Extracted data entries:
##############################
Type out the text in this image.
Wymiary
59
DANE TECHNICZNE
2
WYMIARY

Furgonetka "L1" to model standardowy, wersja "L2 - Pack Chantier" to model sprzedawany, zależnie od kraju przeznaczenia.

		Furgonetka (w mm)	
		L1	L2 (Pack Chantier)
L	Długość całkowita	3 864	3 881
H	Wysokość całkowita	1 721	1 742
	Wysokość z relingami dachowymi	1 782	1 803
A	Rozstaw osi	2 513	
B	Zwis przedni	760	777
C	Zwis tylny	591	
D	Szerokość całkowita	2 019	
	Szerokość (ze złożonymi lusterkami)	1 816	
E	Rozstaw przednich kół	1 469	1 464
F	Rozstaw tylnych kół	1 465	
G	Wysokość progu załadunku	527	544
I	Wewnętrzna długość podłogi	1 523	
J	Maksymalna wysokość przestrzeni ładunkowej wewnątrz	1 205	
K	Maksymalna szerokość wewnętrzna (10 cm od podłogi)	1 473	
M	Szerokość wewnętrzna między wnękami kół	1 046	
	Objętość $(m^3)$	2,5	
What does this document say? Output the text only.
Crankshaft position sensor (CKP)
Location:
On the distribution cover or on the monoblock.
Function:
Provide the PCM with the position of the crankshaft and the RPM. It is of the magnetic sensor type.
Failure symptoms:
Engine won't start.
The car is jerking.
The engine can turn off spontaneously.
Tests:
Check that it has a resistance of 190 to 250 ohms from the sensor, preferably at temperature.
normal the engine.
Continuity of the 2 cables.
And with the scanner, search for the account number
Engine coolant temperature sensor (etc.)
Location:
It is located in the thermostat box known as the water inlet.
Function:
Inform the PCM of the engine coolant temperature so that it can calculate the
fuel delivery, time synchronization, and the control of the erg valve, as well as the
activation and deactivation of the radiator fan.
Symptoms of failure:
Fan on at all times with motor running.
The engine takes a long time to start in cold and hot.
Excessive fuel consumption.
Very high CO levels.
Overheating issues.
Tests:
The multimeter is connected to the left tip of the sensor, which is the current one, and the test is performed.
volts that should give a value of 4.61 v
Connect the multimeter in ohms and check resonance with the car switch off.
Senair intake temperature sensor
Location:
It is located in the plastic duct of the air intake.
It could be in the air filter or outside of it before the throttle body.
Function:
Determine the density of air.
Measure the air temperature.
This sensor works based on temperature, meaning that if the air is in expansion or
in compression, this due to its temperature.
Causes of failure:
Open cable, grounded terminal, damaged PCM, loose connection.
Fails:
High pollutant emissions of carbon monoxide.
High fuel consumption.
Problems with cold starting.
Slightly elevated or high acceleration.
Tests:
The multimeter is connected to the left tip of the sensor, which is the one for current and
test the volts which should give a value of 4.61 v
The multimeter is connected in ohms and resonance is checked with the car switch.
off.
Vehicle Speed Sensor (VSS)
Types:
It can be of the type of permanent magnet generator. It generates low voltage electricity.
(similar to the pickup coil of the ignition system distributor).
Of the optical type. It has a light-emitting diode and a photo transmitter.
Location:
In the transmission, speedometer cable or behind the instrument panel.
##############################
Brief
Search the data for the string "multimeter" and copy each line where it appears.

Task solution
The multimeter is connected to the left tip of the sensor, which is the current one, and the test is performed.
Connect the multimeter in ohms and check resonance with the car switch off.
The multimeter is connected to the left tip of the sensor, which is the one for current and
The multimeter is connected in ohms and resonance is checked with the car switch.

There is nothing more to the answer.